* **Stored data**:
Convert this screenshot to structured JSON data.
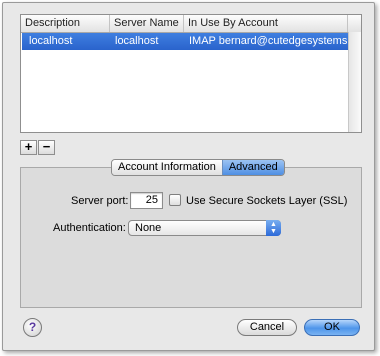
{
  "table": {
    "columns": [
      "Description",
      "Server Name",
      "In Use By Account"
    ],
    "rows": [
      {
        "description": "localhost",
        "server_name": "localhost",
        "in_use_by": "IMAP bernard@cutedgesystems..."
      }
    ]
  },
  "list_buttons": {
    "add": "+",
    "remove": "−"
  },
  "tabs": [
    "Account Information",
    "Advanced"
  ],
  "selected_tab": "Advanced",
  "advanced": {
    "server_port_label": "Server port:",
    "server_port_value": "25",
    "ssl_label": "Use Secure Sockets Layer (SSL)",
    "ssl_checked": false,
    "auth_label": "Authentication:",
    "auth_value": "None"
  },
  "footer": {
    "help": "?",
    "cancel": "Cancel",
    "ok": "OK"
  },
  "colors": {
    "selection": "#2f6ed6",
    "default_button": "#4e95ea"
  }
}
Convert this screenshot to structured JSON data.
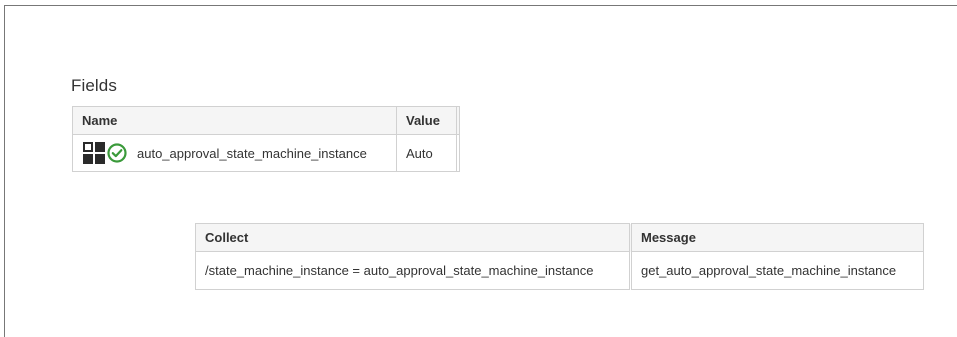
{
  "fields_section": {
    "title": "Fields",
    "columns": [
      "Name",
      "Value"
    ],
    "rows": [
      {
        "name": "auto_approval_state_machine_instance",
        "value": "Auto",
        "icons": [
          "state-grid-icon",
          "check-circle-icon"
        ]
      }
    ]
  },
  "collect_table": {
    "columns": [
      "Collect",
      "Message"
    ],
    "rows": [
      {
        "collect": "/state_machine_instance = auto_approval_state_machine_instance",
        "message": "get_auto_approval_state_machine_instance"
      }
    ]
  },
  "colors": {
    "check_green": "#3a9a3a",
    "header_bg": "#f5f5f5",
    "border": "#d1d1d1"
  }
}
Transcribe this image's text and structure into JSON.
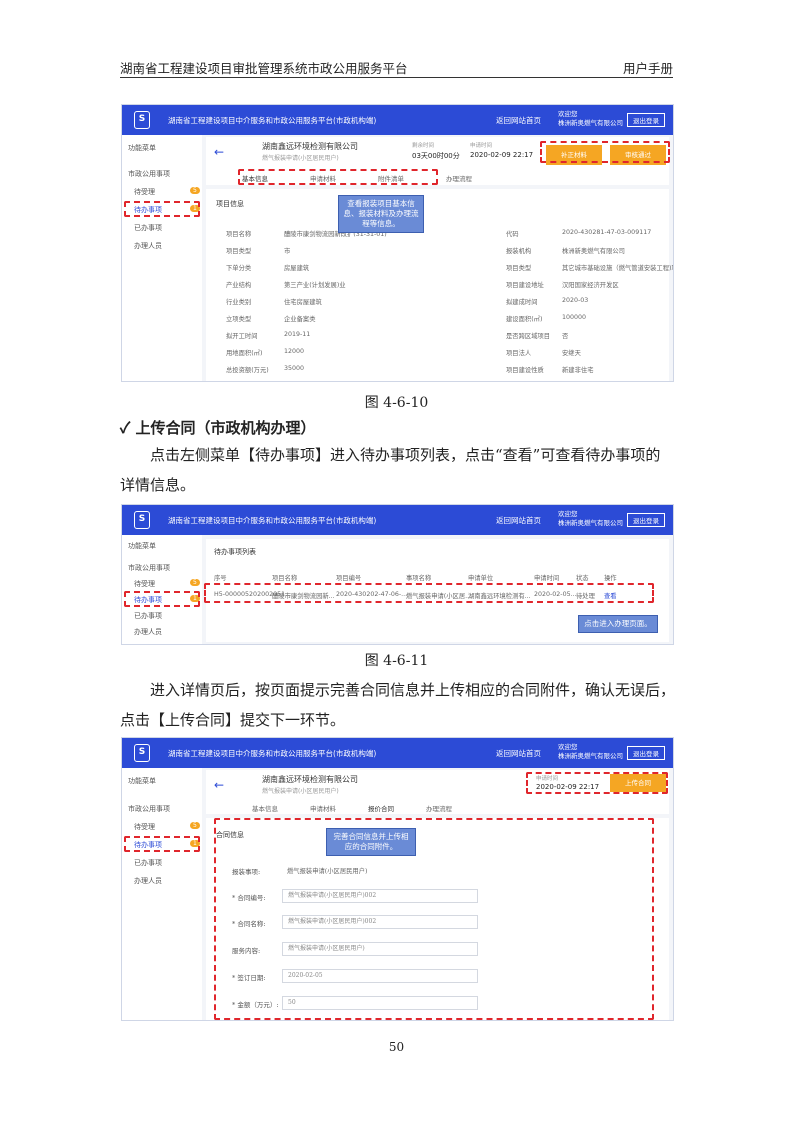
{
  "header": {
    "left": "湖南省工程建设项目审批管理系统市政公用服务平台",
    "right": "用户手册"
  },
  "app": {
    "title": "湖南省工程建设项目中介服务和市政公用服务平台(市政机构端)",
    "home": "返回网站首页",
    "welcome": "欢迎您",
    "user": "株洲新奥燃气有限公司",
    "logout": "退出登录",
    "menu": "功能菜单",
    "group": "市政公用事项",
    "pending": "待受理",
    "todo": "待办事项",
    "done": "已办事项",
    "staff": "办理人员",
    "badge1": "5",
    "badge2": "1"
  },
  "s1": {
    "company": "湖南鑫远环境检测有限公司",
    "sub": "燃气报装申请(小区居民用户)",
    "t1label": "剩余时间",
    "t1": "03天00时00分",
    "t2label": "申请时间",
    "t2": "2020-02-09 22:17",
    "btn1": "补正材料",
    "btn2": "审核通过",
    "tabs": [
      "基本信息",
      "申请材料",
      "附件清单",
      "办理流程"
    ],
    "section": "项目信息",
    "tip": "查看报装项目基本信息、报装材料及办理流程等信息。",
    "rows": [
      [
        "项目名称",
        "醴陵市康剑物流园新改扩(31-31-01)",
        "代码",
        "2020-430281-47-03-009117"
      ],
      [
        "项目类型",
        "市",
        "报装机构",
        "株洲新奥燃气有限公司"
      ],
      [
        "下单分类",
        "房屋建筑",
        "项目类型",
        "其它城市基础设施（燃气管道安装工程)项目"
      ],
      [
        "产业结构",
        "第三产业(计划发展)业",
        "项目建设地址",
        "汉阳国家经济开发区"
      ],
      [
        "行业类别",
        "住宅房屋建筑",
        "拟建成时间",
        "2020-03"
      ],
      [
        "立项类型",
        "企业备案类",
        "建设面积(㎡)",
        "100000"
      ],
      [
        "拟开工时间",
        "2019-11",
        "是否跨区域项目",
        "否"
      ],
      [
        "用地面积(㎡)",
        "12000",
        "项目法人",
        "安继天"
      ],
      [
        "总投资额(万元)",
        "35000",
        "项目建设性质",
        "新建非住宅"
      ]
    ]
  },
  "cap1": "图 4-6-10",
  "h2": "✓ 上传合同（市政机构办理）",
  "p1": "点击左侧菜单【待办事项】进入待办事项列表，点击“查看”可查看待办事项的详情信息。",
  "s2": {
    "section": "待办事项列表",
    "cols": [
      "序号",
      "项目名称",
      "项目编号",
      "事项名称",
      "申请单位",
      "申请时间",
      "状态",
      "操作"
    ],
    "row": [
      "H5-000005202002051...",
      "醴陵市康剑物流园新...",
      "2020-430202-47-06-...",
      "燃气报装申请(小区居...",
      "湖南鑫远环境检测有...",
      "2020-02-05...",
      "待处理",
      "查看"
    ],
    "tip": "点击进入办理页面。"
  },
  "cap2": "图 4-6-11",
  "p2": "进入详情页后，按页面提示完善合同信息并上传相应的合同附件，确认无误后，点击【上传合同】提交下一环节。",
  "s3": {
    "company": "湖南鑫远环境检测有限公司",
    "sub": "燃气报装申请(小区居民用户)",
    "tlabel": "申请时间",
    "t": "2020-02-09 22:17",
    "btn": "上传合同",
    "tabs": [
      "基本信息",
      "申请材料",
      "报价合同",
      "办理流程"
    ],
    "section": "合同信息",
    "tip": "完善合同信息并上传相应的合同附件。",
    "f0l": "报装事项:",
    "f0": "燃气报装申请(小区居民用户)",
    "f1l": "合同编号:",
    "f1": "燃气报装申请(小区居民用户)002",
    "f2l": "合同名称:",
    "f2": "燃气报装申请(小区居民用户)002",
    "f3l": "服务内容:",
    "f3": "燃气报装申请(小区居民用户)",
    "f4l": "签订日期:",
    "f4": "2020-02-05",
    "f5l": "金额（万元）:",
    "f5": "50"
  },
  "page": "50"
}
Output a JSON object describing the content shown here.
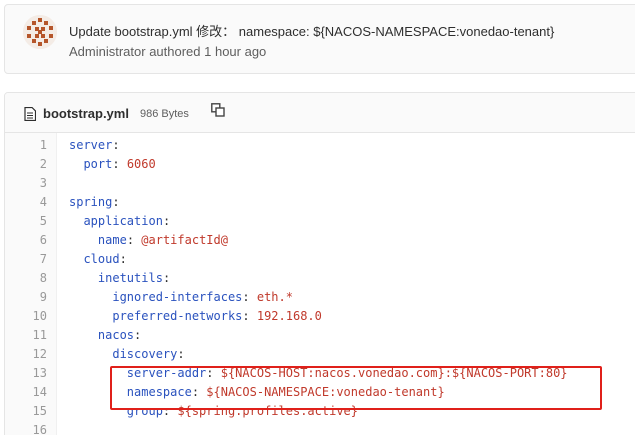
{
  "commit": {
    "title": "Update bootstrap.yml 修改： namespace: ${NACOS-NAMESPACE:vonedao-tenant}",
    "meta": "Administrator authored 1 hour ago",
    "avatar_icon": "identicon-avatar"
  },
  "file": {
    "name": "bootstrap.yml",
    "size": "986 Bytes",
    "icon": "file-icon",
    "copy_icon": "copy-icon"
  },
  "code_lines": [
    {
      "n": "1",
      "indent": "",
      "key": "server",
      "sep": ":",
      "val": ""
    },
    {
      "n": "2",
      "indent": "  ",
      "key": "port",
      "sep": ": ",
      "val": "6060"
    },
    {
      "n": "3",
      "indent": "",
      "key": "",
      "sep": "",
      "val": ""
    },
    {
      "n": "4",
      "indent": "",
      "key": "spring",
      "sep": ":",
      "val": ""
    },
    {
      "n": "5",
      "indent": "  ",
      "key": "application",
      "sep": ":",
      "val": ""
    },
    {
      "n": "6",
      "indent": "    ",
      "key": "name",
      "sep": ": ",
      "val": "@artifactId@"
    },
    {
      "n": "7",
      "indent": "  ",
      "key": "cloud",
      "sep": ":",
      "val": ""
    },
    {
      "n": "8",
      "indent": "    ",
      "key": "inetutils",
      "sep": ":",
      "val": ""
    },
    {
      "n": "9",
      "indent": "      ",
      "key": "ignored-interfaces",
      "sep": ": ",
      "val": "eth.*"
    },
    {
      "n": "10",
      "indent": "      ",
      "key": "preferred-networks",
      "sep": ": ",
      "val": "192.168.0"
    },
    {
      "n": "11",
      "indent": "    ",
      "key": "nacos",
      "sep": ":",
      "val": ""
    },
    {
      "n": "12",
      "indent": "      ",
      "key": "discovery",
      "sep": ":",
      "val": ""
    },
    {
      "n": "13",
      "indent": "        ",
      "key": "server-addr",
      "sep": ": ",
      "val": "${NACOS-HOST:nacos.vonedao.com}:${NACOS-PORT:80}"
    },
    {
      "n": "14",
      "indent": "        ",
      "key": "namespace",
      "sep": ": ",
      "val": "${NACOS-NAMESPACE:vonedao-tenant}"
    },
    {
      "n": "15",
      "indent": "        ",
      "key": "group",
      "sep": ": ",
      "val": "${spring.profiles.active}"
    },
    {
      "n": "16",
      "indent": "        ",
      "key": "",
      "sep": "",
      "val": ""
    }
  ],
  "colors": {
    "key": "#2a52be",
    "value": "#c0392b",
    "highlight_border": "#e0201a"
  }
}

* **Exercise instructions**: Gather each line from the listing above that holds "小区居民用户".

* **Response**:
    "sub": "燃气报装申请(小区居民用户)",
    "sub": "燃气报装申请(小区居民用户)",
    "f0": "燃气报装申请(小区居民用户)",
    "f1": "燃气报装申请(小区居民用户)002",
    "f2": "燃气报装申请(小区居民用户)002",
    "f3": "燃气报装申请(小区居民用户)",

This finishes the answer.